Excerpted data:
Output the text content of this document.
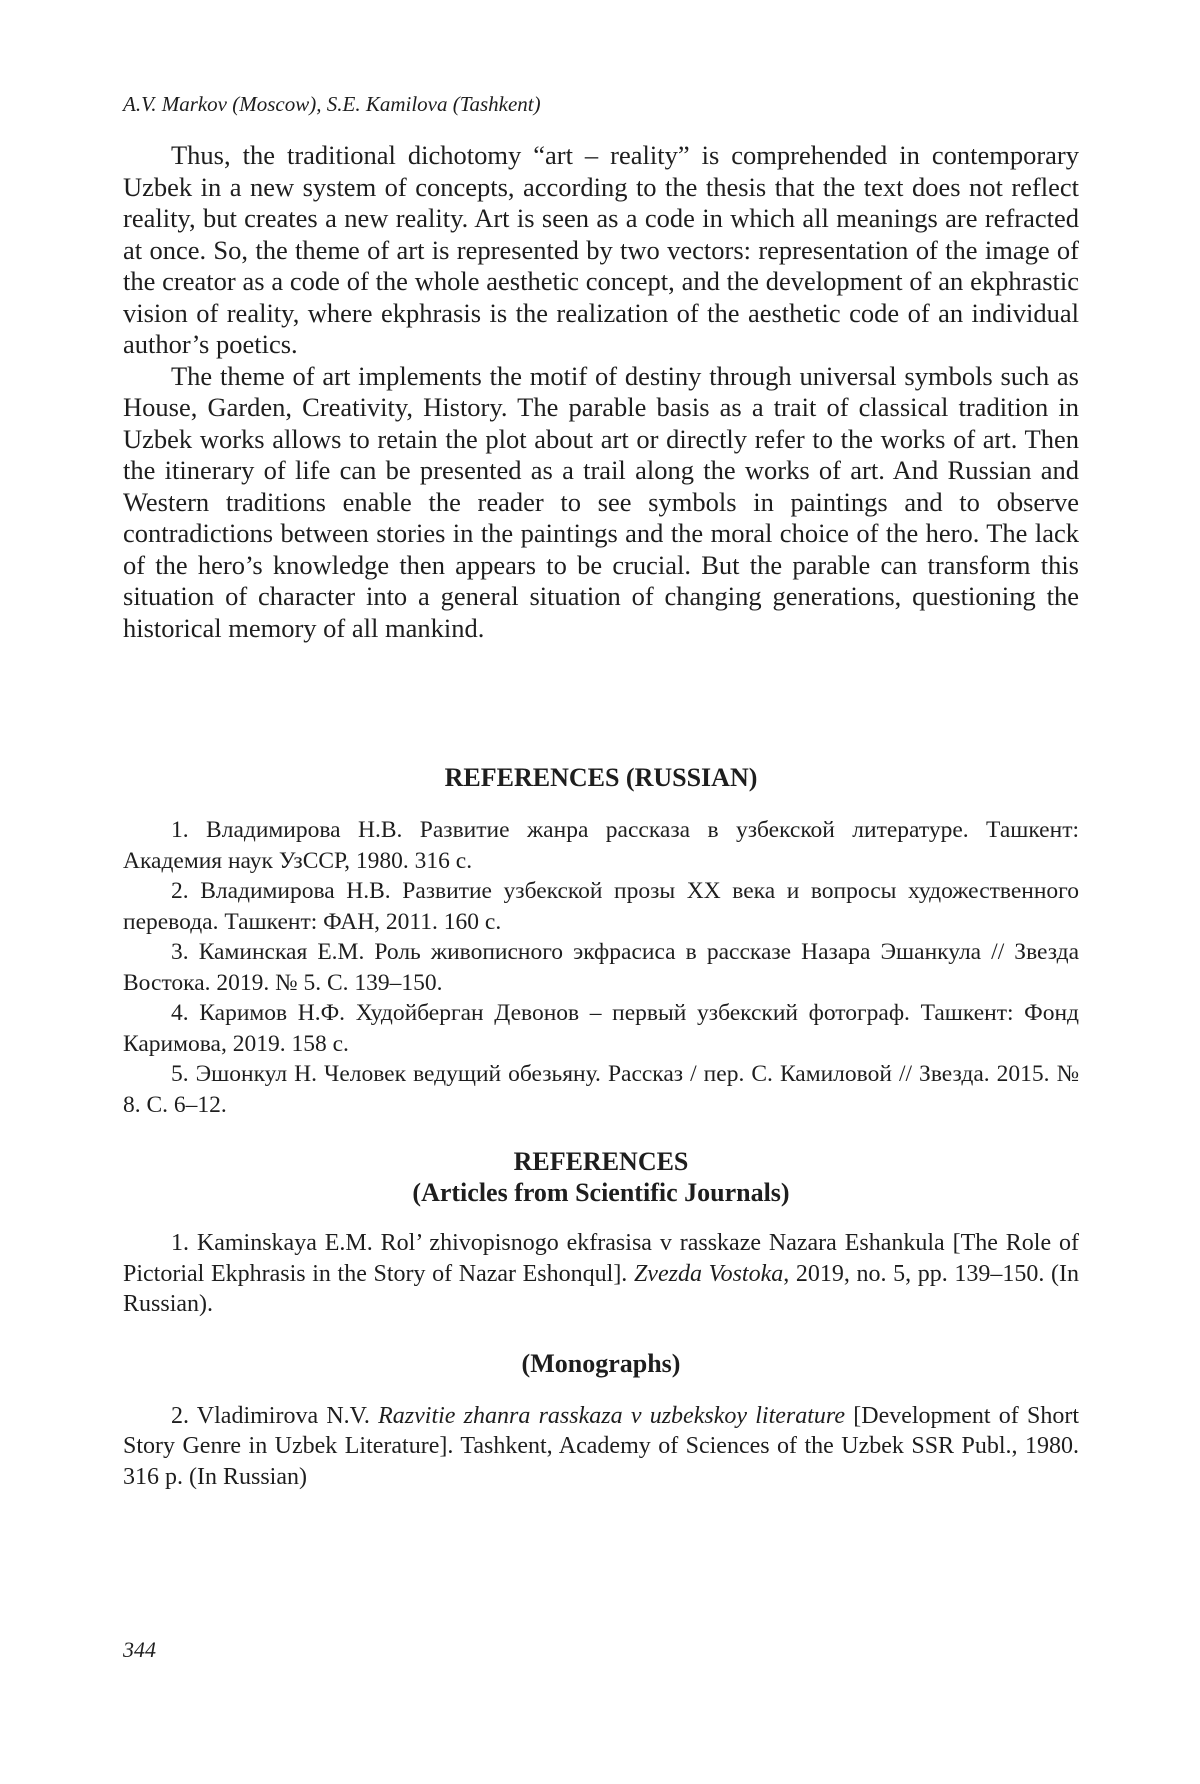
A.V. Markov (Moscow), S.E. Kamilova (Tashkent)

Thus, the traditional dichotomy “art – reality” is comprehended in contemporary Uzbek in a new system of concepts, according to the thesis that the text does not reflect reality, but creates a new reality. Art is seen as a code in which all meanings are refracted at once. So, the theme of art is represented by two vectors: representation of the image of the creator as a code of the whole aesthetic concept, and the development of an ekphrastic vision of reality, where ekphrasis is the realization of the aesthetic code of an individual author’s poetics.

The theme of art implements the motif of destiny through universal symbols such as House, Garden, Creativity, History. The parable basis as a trait of classical tradition in Uzbek works allows to retain the plot about art or directly refer to the works of art. Then the itinerary of life can be presented as a trail along the works of art. And Russian and Western traditions enable the reader to see symbols in paintings and to observe contradictions between stories in the paintings and the moral choice of the hero. The lack of the hero’s knowledge then appears to be crucial. But the parable can transform this situation of character into a general situation of changing generations, questioning the historical memory of all mankind.

REFERENCES (RUSSIAN)

1. Владимирова Н.В. Развитие жанра рассказа в узбекской литературе. Ташкент: Академия наук УзССР, 1980. 316 с.

2. Владимирова Н.В. Развитие узбекской прозы XX века и вопросы художественного перевода. Ташкент: ФАН, 2011. 160 с.

3. Каминская Е.М. Роль живописного экфрасиса в рассказе Назара Эшанкула // Звезда Востока. 2019. № 5. С. 139–150.

4. Каримов Н.Ф. Худойберган Девонов – первый узбекский фотограф. Ташкент: Фонд Каримова, 2019. 158 с.

5. Эшонкул Н. Человек ведущий обезьяну. Рассказ / пер. С. Камиловой // Звезда. 2015. № 8. С. 6–12.

REFERENCES
(Articles from Scientific Journals)

1. Kaminskaya E.M. Rol’ zhivopisnogo ekfrasisa v rasskaze Nazara Eshankula [The Role of Pictorial Ekphrasis in the Story of Nazar Eshonqul]. Zvezda Vostoka, 2019, no. 5, pp. 139–150. (In Russian).

(Monographs)

2. Vladimirova N.V. Razvitie zhanra rasskaza v uzbekskoy literature [Development of Short Story Genre in Uzbek Literature]. Tashkent, Academy of Sciences of the Uzbek SSR Publ., 1980. 316 p. (In Russian)

344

Problem to work on:
Go through the entries and return each line where the word "Развитие" appears.

Exercise output:
1. Владимирова Н.В. Развитие жанра рассказа в узбекской литературе. Ташкент: Академия наук УзССР, 1980. 316 с.
2. Владимирова Н.В. Развитие узбекской прозы XX века и вопросы художественного перевода. Ташкент: ФАН, 2011. 160 с.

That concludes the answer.